(ASSIGNMENT): Determine how many lines of the listing below hold the string "Profitability". Reply only with the number.

(THE INPUT):

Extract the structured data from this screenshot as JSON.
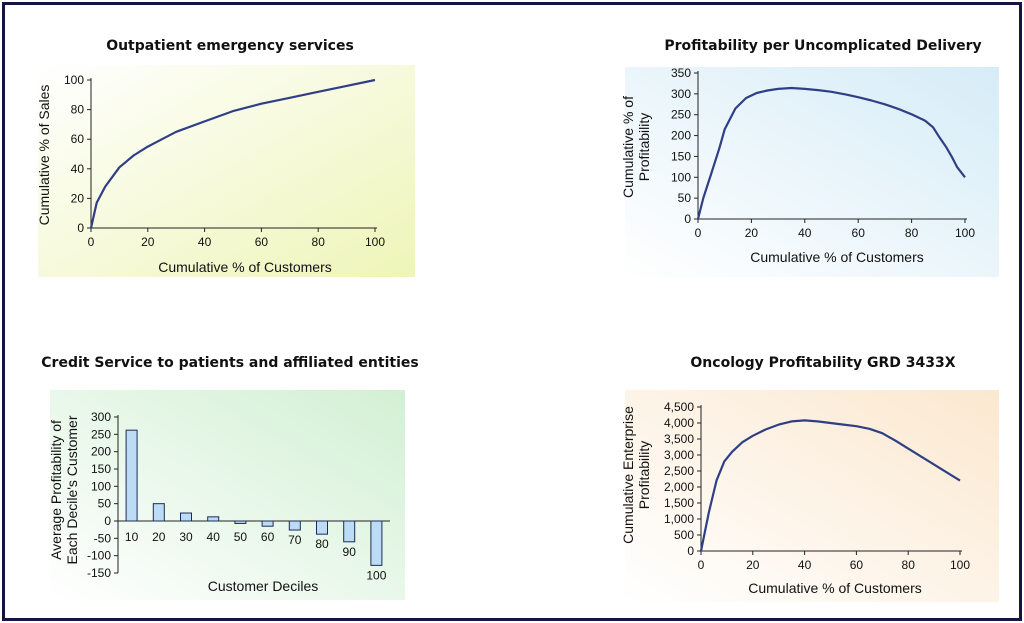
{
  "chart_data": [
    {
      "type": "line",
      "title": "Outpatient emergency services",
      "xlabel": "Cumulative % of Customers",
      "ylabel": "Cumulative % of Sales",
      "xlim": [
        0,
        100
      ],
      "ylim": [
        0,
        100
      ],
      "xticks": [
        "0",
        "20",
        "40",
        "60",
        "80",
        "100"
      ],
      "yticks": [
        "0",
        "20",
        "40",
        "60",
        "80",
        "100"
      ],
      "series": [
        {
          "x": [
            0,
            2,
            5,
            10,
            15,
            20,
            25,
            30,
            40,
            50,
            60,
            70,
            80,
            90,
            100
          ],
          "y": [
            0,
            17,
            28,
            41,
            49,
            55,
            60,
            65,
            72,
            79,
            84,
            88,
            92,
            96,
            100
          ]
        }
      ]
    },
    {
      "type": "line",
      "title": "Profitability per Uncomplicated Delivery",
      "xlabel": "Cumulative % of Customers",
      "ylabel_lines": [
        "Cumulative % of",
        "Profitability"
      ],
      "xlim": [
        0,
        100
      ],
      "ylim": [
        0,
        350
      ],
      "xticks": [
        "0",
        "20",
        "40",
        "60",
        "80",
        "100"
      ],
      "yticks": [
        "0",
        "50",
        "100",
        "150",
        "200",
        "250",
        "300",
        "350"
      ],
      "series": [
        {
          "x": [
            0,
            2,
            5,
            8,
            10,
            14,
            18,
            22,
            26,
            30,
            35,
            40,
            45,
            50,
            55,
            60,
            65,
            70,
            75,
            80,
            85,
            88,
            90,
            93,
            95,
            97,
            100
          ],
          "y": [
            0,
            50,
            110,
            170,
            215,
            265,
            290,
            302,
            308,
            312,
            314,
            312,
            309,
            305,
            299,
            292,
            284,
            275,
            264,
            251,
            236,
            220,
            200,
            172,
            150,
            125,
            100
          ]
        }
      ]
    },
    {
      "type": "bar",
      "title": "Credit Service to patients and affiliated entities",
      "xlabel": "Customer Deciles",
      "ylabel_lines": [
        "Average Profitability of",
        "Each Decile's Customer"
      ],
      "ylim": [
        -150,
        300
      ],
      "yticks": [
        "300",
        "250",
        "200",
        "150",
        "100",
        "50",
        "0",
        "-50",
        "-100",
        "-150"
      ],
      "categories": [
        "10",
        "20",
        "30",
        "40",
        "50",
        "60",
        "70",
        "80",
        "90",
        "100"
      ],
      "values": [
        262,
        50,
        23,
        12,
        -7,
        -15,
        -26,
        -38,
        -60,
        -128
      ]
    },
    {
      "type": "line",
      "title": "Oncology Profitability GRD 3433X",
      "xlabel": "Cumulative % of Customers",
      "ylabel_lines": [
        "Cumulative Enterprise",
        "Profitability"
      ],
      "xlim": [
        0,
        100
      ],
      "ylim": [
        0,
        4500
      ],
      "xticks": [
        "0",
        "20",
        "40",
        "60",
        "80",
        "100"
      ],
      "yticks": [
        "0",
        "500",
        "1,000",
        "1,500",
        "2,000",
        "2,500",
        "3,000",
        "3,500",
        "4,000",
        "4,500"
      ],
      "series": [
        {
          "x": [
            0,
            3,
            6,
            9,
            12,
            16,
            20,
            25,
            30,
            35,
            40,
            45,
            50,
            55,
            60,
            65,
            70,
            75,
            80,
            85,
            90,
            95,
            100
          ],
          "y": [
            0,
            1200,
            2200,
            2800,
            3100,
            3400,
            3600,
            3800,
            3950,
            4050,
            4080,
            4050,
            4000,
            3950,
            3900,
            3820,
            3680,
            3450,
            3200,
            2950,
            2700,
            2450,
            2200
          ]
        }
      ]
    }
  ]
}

(THE ANSWER): 5